→ WHAT IS NEEDED
What follows is a set of records; restate each one word for word and drop the pictures.

* begin *

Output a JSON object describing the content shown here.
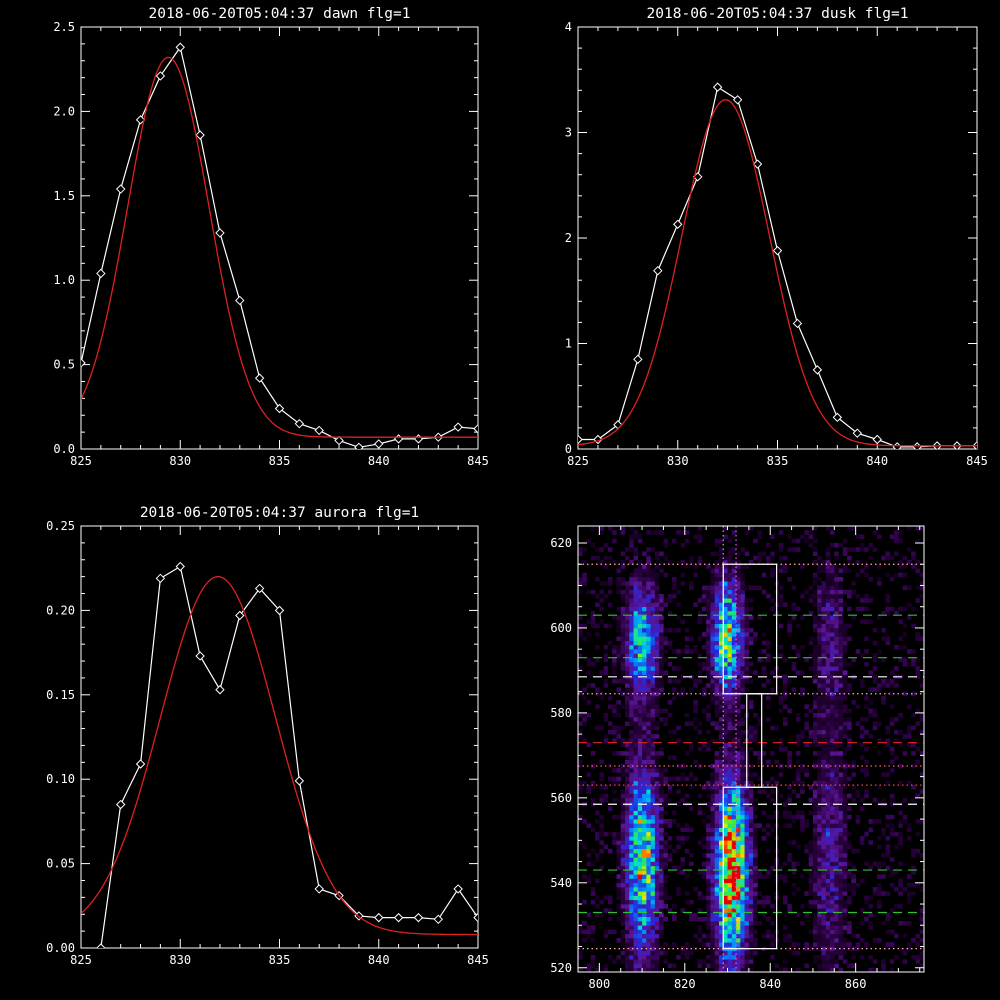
{
  "chart_data": [
    {
      "type": "line",
      "title": "2018-06-20T05:04:37 dawn flg=1",
      "xlim": [
        825,
        845
      ],
      "ylim": [
        0,
        2.5
      ],
      "xticks": [
        "825",
        "830",
        "835",
        "840",
        "845"
      ],
      "yticks": [
        "0.0",
        "0.5",
        "1.0",
        "1.5",
        "2.0",
        "2.5"
      ],
      "series": [
        {
          "color": "#ffffff",
          "markers": "diamond",
          "x": [
            825,
            826,
            827,
            828,
            829,
            830,
            831,
            832,
            833,
            834,
            835,
            836,
            837,
            838,
            839,
            840,
            841,
            842,
            843,
            844,
            845
          ],
          "y": [
            0.51,
            1.04,
            1.54,
            1.95,
            2.21,
            2.38,
            1.86,
            1.28,
            0.88,
            0.42,
            0.24,
            0.15,
            0.11,
            0.05,
            0.01,
            0.03,
            0.06,
            0.06,
            0.07,
            0.13,
            0.12
          ]
        },
        {
          "color": "#e02020",
          "type": "gaussian-fit",
          "amplitude": 2.25,
          "center": 829.4,
          "sigma": 2.05,
          "offset": 0.07
        }
      ]
    },
    {
      "type": "line",
      "title": "2018-06-20T05:04:37 dusk flg=1",
      "xlim": [
        825,
        845
      ],
      "ylim": [
        0,
        4
      ],
      "xticks": [
        "825",
        "830",
        "835",
        "840",
        "845"
      ],
      "yticks": [
        "0",
        "1",
        "2",
        "3",
        "4"
      ],
      "series": [
        {
          "color": "#ffffff",
          "markers": "diamond",
          "x": [
            825,
            826,
            827,
            828,
            829,
            830,
            831,
            832,
            833,
            834,
            835,
            836,
            837,
            838,
            839,
            840,
            841,
            842,
            843,
            844,
            845
          ],
          "y": [
            0.09,
            0.09,
            0.23,
            0.85,
            1.69,
            2.13,
            2.58,
            3.43,
            3.31,
            2.7,
            1.88,
            1.19,
            0.75,
            0.3,
            0.15,
            0.09,
            0.02,
            0.02,
            0.03,
            0.03,
            0.03
          ]
        },
        {
          "color": "#e02020",
          "type": "gaussian-fit",
          "amplitude": 3.28,
          "center": 832.4,
          "sigma": 2.2,
          "offset": 0.03
        }
      ]
    },
    {
      "type": "line",
      "title": "2018-06-20T05:04:37 aurora flg=1",
      "xlim": [
        825,
        845
      ],
      "ylim": [
        0,
        0.25
      ],
      "xticks": [
        "825",
        "830",
        "835",
        "840",
        "845"
      ],
      "yticks": [
        "0.00",
        "0.05",
        "0.10",
        "0.15",
        "0.20",
        "0.25"
      ],
      "series": [
        {
          "color": "#ffffff",
          "markers": "diamond",
          "x": [
            826,
            827,
            828,
            829,
            830,
            831,
            832,
            833,
            834,
            835,
            836,
            837,
            838,
            839,
            840,
            841,
            842,
            843,
            844,
            845
          ],
          "y": [
            0.0,
            0.085,
            0.109,
            0.219,
            0.226,
            0.173,
            0.153,
            0.197,
            0.213,
            0.2,
            0.099,
            0.035,
            0.031,
            0.019,
            0.018,
            0.018,
            0.018,
            0.017,
            0.035,
            0.018
          ]
        },
        {
          "color": "#e02020",
          "type": "gaussian-fit",
          "amplitude": 0.212,
          "center": 831.9,
          "sigma": 2.9,
          "offset": 0.008
        }
      ]
    },
    {
      "type": "heatmap",
      "title": "",
      "xlim": [
        795,
        876
      ],
      "ylim": [
        519,
        624
      ],
      "xticks": [
        "800",
        "820",
        "840",
        "860"
      ],
      "yticks": [
        "520",
        "540",
        "560",
        "580",
        "600",
        "620"
      ],
      "colormap": "rainbow",
      "bands": [
        {
          "x": 810,
          "xw": 2.6,
          "y": 597,
          "yw": 9,
          "amp": 0.55
        },
        {
          "x": 810,
          "xw": 2.6,
          "y": 545,
          "yw": 15,
          "amp": 0.7
        },
        {
          "x": 830,
          "xw": 2.4,
          "y": 598,
          "yw": 9,
          "amp": 0.7
        },
        {
          "x": 831,
          "xw": 2.6,
          "y": 543,
          "yw": 14,
          "amp": 1.0
        },
        {
          "x": 854,
          "xw": 2.6,
          "y": 597,
          "yw": 12,
          "amp": 0.18
        },
        {
          "x": 854,
          "xw": 2.8,
          "y": 547,
          "yw": 20,
          "amp": 0.22
        }
      ],
      "boxes": [
        {
          "x1": 829,
          "x2": 841.5,
          "y1": 584.5,
          "y2": 615
        },
        {
          "x1": 834.5,
          "x2": 838,
          "y1": 562.5,
          "y2": 584.5
        },
        {
          "x1": 829,
          "x2": 841.5,
          "y1": 524.5,
          "y2": 562.5
        }
      ],
      "hlines": [
        {
          "y": 615,
          "color": "#ffb0a0",
          "style": "dotted"
        },
        {
          "y": 603,
          "color": "#30c030",
          "style": "dashed"
        },
        {
          "y": 593,
          "color": "#30c030",
          "style": "dashed"
        },
        {
          "y": 588.5,
          "color": "#ffffff",
          "style": "dashed"
        },
        {
          "y": 584.5,
          "color": "#ffb0a0",
          "style": "dotted"
        },
        {
          "y": 573,
          "color": "#d02020",
          "style": "dashed"
        },
        {
          "y": 567.5,
          "color": "#ff6060",
          "style": "dotted"
        },
        {
          "y": 563,
          "color": "#ff4040",
          "style": "dotted"
        },
        {
          "y": 558.5,
          "color": "#ffffff",
          "style": "dashed"
        },
        {
          "y": 543,
          "color": "#30c030",
          "style": "dashed"
        },
        {
          "y": 533,
          "color": "#30c030",
          "style": "dashed"
        },
        {
          "y": 524.5,
          "color": "#ffb0a0",
          "style": "dotted"
        }
      ],
      "vlines": [
        {
          "x": 829,
          "color": "#b0b0b0",
          "style": "dotted"
        },
        {
          "x": 832,
          "color": "#e060e0",
          "style": "dotted"
        }
      ]
    }
  ]
}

* end *

→ RESPONSE TO THIS TASK
Output a JSON object describing the content shown here.
{
  "chart_data": [
    {
      "type": "line",
      "title": "2018-06-20T05:04:37 dawn flg=1",
      "xlim": [
        825,
        845
      ],
      "ylim": [
        0,
        2.5
      ],
      "xticks": [
        "825",
        "830",
        "835",
        "840",
        "845"
      ],
      "yticks": [
        "0.0",
        "0.5",
        "1.0",
        "1.5",
        "2.0",
        "2.5"
      ],
      "series": [
        {
          "color": "#ffffff",
          "markers": "diamond",
          "x": [
            825,
            826,
            827,
            828,
            829,
            830,
            831,
            832,
            833,
            834,
            835,
            836,
            837,
            838,
            839,
            840,
            841,
            842,
            843,
            844,
            845
          ],
          "y": [
            0.51,
            1.04,
            1.54,
            1.95,
            2.21,
            2.38,
            1.86,
            1.28,
            0.88,
            0.42,
            0.24,
            0.15,
            0.11,
            0.05,
            0.01,
            0.03,
            0.06,
            0.06,
            0.07,
            0.13,
            0.12
          ]
        },
        {
          "color": "#e02020",
          "type": "gaussian-fit",
          "amplitude": 2.25,
          "center": 829.4,
          "sigma": 2.05,
          "offset": 0.07
        }
      ]
    },
    {
      "type": "line",
      "title": "2018-06-20T05:04:37 dusk flg=1",
      "xlim": [
        825,
        845
      ],
      "ylim": [
        0,
        4
      ],
      "xticks": [
        "825",
        "830",
        "835",
        "840",
        "845"
      ],
      "yticks": [
        "0",
        "1",
        "2",
        "3",
        "4"
      ],
      "series": [
        {
          "color": "#ffffff",
          "markers": "diamond",
          "x": [
            825,
            826,
            827,
            828,
            829,
            830,
            831,
            832,
            833,
            834,
            835,
            836,
            837,
            838,
            839,
            840,
            841,
            842,
            843,
            844,
            845
          ],
          "y": [
            0.09,
            0.09,
            0.23,
            0.85,
            1.69,
            2.13,
            2.58,
            3.43,
            3.31,
            2.7,
            1.88,
            1.19,
            0.75,
            0.3,
            0.15,
            0.09,
            0.02,
            0.02,
            0.03,
            0.03,
            0.03
          ]
        },
        {
          "color": "#e02020",
          "type": "gaussian-fit",
          "amplitude": 3.28,
          "center": 832.4,
          "sigma": 2.2,
          "offset": 0.03
        }
      ]
    },
    {
      "type": "line",
      "title": "2018-06-20T05:04:37 aurora flg=1",
      "xlim": [
        825,
        845
      ],
      "ylim": [
        0,
        0.25
      ],
      "xticks": [
        "825",
        "830",
        "835",
        "840",
        "845"
      ],
      "yticks": [
        "0.00",
        "0.05",
        "0.10",
        "0.15",
        "0.20",
        "0.25"
      ],
      "series": [
        {
          "color": "#ffffff",
          "markers": "diamond",
          "x": [
            826,
            827,
            828,
            829,
            830,
            831,
            832,
            833,
            834,
            835,
            836,
            837,
            838,
            839,
            840,
            841,
            842,
            843,
            844,
            845
          ],
          "y": [
            0.0,
            0.085,
            0.109,
            0.219,
            0.226,
            0.173,
            0.153,
            0.197,
            0.213,
            0.2,
            0.099,
            0.035,
            0.031,
            0.019,
            0.018,
            0.018,
            0.018,
            0.017,
            0.035,
            0.018
          ]
        },
        {
          "color": "#e02020",
          "type": "gaussian-fit",
          "amplitude": 0.212,
          "center": 831.9,
          "sigma": 2.9,
          "offset": 0.008
        }
      ]
    },
    {
      "type": "heatmap",
      "title": "",
      "xlim": [
        795,
        876
      ],
      "ylim": [
        519,
        624
      ],
      "xticks": [
        "800",
        "820",
        "840",
        "860"
      ],
      "yticks": [
        "520",
        "540",
        "560",
        "580",
        "600",
        "620"
      ],
      "colormap": "rainbow",
      "bands": [
        {
          "x": 810,
          "xw": 2.6,
          "y": 597,
          "yw": 9,
          "amp": 0.55
        },
        {
          "x": 810,
          "xw": 2.6,
          "y": 545,
          "yw": 15,
          "amp": 0.7
        },
        {
          "x": 830,
          "xw": 2.4,
          "y": 598,
          "yw": 9,
          "amp": 0.7
        },
        {
          "x": 831,
          "xw": 2.6,
          "y": 543,
          "yw": 14,
          "amp": 1.0
        },
        {
          "x": 854,
          "xw": 2.6,
          "y": 597,
          "yw": 12,
          "amp": 0.18
        },
        {
          "x": 854,
          "xw": 2.8,
          "y": 547,
          "yw": 20,
          "amp": 0.22
        }
      ],
      "boxes": [
        {
          "x1": 829,
          "x2": 841.5,
          "y1": 584.5,
          "y2": 615
        },
        {
          "x1": 834.5,
          "x2": 838,
          "y1": 562.5,
          "y2": 584.5
        },
        {
          "x1": 829,
          "x2": 841.5,
          "y1": 524.5,
          "y2": 562.5
        }
      ],
      "hlines": [
        {
          "y": 615,
          "color": "#ffb0a0",
          "style": "dotted"
        },
        {
          "y": 603,
          "color": "#30c030",
          "style": "dashed"
        },
        {
          "y": 593,
          "color": "#30c030",
          "style": "dashed"
        },
        {
          "y": 588.5,
          "color": "#ffffff",
          "style": "dashed"
        },
        {
          "y": 584.5,
          "color": "#ffb0a0",
          "style": "dotted"
        },
        {
          "y": 573,
          "color": "#d02020",
          "style": "dashed"
        },
        {
          "y": 567.5,
          "color": "#ff6060",
          "style": "dotted"
        },
        {
          "y": 563,
          "color": "#ff4040",
          "style": "dotted"
        },
        {
          "y": 558.5,
          "color": "#ffffff",
          "style": "dashed"
        },
        {
          "y": 543,
          "color": "#30c030",
          "style": "dashed"
        },
        {
          "y": 533,
          "color": "#30c030",
          "style": "dashed"
        },
        {
          "y": 524.5,
          "color": "#ffb0a0",
          "style": "dotted"
        }
      ],
      "vlines": [
        {
          "x": 829,
          "color": "#b0b0b0",
          "style": "dotted"
        },
        {
          "x": 832,
          "color": "#e060e0",
          "style": "dotted"
        }
      ]
    }
  ]
}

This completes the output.